### THE EXERCISE
Take the material below and retype it in full; pictures are left out.

### DATASET ROWS
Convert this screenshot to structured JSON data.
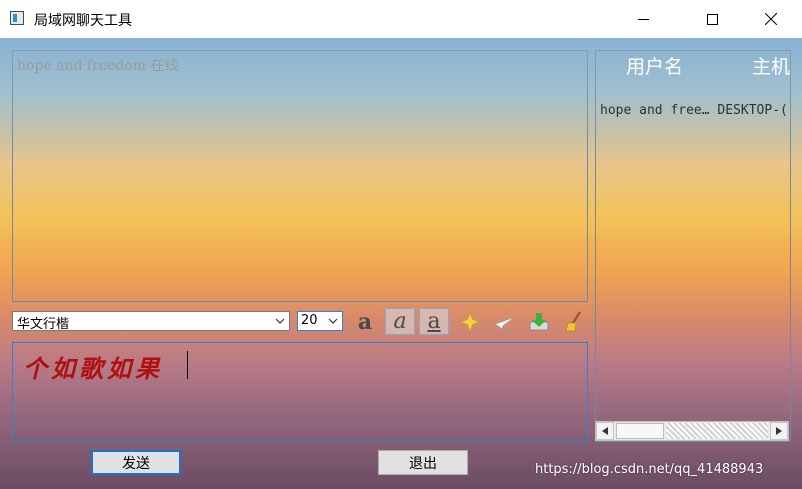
{
  "window": {
    "title": "局域网聊天工具"
  },
  "chat": {
    "history_line": "hope and freedom 在线"
  },
  "users": {
    "columns": [
      "用户名",
      "主机"
    ],
    "rows": [
      {
        "name": "hope and free…",
        "host": "DESKTOP-("
      }
    ]
  },
  "toolbar": {
    "font_value": "华文行楷",
    "size_value": "20",
    "bold_icon": "bold-icon",
    "italic_icon": "italic-icon",
    "underline_icon": "underline-icon",
    "color_icon": "color-icon",
    "send_file_icon": "paper-plane-icon",
    "save_icon": "save-download-icon",
    "clear_icon": "broom-icon"
  },
  "input": {
    "text": "个如歌如果"
  },
  "buttons": {
    "send": "发送",
    "exit": "退出"
  },
  "watermark": "https://blog.csdn.net/qq_41488943",
  "colors": {
    "accent": "#2f83d0",
    "input_text": "#b01010",
    "header_text": "#ffffff"
  }
}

### RESPONSE BELOW
Convert this screenshot to structured JSON data.
{
  "window": {
    "title": "局域网聊天工具"
  },
  "chat": {
    "history_line": "hope and freedom 在线"
  },
  "users": {
    "columns": [
      "用户名",
      "主机"
    ],
    "rows": [
      {
        "name": "hope and free…",
        "host": "DESKTOP-("
      }
    ]
  },
  "toolbar": {
    "font_value": "华文行楷",
    "size_value": "20",
    "bold_icon": "bold-icon",
    "italic_icon": "italic-icon",
    "underline_icon": "underline-icon",
    "color_icon": "color-icon",
    "send_file_icon": "paper-plane-icon",
    "save_icon": "save-download-icon",
    "clear_icon": "broom-icon"
  },
  "input": {
    "text": "个如歌如果"
  },
  "buttons": {
    "send": "发送",
    "exit": "退出"
  },
  "watermark": "https://blog.csdn.net/qq_41488943",
  "colors": {
    "accent": "#2f83d0",
    "input_text": "#b01010",
    "header_text": "#ffffff"
  }
}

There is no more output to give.